::: Dataset extract
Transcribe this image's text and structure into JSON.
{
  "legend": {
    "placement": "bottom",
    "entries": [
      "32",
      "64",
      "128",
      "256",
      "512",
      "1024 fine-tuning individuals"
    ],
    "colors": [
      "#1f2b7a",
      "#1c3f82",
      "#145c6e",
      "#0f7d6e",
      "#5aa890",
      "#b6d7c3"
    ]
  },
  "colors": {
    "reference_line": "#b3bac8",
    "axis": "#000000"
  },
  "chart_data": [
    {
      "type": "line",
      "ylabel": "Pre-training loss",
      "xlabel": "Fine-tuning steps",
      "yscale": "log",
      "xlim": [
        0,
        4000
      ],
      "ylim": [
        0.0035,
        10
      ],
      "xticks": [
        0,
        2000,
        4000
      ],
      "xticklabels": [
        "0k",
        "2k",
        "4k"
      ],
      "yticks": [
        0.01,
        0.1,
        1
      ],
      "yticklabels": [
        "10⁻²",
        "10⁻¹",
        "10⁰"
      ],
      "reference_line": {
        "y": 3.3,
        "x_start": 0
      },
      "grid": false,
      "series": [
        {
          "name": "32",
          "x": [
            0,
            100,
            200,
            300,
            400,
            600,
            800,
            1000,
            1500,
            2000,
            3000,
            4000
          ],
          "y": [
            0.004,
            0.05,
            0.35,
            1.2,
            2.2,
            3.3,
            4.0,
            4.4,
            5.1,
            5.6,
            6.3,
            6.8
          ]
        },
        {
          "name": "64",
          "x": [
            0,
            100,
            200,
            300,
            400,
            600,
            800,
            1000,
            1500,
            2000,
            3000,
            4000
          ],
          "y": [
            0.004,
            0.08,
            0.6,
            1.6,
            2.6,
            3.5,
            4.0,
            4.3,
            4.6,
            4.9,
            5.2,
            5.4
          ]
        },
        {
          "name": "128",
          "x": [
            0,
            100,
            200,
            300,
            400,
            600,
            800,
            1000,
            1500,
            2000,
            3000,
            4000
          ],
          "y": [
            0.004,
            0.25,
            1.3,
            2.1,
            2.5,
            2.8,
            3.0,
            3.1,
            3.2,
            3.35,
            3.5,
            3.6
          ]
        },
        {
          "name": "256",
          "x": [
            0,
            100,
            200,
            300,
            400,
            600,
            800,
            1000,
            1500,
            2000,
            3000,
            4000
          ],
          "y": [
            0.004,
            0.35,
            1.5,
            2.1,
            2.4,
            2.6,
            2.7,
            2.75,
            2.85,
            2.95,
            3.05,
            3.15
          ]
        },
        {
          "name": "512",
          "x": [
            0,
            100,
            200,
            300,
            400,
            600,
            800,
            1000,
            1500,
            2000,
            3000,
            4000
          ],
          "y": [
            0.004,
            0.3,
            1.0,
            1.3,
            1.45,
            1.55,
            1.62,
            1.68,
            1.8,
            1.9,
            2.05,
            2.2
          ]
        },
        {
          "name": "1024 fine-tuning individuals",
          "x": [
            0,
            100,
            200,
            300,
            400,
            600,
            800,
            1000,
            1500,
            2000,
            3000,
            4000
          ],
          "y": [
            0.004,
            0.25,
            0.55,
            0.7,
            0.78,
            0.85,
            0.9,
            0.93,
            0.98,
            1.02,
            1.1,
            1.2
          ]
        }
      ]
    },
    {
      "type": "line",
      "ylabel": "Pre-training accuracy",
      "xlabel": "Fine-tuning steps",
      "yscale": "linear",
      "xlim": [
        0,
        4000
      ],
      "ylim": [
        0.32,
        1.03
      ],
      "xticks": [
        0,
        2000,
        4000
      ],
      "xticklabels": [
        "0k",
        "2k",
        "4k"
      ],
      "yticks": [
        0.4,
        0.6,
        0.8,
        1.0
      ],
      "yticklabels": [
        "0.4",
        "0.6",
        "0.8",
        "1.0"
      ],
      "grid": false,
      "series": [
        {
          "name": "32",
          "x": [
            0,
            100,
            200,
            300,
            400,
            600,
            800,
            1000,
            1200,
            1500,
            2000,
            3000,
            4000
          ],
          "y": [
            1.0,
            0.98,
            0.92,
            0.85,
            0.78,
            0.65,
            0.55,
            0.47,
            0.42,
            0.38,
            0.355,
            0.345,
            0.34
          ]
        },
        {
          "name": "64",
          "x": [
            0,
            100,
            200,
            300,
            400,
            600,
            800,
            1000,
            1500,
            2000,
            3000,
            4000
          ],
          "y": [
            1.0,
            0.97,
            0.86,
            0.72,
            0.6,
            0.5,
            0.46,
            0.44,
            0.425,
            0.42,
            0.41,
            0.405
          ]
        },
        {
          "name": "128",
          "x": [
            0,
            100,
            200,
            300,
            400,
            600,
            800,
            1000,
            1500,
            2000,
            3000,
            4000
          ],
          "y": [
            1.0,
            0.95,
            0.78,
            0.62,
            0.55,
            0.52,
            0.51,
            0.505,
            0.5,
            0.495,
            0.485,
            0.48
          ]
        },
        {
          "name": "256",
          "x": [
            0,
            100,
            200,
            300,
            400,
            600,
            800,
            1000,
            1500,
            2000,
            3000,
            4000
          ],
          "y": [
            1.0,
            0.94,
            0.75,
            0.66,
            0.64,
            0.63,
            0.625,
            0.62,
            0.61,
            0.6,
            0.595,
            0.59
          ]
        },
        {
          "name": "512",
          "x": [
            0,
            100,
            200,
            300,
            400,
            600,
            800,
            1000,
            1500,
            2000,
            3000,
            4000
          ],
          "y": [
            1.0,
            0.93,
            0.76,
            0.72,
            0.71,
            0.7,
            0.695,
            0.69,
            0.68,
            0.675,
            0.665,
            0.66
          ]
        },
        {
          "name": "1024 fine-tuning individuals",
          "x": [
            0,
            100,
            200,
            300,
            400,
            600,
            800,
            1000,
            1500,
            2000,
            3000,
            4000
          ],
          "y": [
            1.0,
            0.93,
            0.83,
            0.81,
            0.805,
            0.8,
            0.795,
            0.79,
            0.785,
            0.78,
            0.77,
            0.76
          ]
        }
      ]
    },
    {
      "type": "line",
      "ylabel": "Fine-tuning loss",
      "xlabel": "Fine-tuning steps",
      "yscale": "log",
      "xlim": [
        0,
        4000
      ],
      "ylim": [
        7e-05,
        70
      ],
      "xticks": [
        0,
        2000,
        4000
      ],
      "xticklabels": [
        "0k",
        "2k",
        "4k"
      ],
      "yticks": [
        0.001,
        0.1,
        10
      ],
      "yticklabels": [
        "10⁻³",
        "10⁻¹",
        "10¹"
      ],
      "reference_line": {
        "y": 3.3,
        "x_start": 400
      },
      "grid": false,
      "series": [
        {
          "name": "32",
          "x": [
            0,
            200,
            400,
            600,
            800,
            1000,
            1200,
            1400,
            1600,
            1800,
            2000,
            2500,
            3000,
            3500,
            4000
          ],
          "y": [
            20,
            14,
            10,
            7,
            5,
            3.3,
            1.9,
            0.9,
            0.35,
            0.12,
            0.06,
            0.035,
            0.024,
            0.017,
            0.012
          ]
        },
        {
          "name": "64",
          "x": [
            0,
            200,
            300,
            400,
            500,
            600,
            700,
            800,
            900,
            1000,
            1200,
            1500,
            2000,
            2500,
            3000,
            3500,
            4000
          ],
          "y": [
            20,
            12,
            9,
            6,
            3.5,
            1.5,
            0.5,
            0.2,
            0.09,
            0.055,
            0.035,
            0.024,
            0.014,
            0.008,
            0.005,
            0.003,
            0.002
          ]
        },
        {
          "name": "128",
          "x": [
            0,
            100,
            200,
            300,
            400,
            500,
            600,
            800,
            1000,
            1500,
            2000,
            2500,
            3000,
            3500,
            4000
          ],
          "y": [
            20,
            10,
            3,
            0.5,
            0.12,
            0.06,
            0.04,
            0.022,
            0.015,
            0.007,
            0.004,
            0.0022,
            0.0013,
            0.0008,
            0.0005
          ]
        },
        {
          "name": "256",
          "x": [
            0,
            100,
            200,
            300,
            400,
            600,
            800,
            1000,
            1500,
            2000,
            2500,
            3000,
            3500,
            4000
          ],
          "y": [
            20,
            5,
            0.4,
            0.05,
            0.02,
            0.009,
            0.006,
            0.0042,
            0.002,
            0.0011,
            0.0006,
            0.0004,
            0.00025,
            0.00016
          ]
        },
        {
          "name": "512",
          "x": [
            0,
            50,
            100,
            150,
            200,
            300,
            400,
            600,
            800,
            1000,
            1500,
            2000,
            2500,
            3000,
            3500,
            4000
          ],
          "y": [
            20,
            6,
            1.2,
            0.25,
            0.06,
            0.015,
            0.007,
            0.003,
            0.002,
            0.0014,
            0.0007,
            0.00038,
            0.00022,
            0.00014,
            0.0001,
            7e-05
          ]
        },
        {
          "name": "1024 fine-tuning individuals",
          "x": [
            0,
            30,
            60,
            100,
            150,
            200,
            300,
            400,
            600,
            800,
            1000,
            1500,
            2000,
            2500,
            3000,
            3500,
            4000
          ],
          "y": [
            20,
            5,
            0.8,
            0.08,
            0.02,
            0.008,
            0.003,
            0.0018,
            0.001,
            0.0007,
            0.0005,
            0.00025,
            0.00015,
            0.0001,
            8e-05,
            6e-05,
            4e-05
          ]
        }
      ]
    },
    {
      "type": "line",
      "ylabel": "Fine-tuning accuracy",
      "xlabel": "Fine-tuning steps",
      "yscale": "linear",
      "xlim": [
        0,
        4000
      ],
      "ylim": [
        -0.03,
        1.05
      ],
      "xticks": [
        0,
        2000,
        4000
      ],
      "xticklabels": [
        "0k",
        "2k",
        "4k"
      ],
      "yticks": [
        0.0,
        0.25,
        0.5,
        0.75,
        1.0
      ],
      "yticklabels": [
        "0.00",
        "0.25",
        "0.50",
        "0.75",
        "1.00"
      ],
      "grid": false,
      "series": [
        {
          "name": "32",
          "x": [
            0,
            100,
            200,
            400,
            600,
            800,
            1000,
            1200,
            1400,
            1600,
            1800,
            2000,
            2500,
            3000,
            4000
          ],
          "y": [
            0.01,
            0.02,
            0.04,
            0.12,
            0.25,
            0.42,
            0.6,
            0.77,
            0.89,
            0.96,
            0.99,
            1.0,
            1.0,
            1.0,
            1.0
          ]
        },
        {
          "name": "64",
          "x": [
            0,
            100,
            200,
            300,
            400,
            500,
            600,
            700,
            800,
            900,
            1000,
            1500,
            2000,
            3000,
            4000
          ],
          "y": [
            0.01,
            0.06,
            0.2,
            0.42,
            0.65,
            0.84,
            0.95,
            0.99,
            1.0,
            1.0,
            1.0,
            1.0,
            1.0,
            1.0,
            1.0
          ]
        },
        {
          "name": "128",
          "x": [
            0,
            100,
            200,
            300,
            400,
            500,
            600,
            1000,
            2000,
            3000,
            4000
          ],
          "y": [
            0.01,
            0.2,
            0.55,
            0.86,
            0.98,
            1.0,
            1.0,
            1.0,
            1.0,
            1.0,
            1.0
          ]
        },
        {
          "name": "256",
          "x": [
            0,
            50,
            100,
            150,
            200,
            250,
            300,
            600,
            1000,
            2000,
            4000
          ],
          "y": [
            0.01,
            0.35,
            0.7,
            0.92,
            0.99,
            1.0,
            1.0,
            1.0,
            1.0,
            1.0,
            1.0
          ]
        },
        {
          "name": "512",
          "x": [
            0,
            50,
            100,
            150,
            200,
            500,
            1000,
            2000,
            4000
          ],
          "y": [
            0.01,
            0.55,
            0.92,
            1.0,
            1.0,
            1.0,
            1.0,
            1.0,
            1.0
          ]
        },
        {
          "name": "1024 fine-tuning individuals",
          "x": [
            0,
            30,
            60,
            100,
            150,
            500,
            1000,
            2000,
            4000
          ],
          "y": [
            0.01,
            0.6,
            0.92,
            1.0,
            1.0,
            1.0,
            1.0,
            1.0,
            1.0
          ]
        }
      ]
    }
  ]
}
::::::
State the number of lines holding the word "loss" in the listing. Add nothing else.

◆ **Problem solution**: 2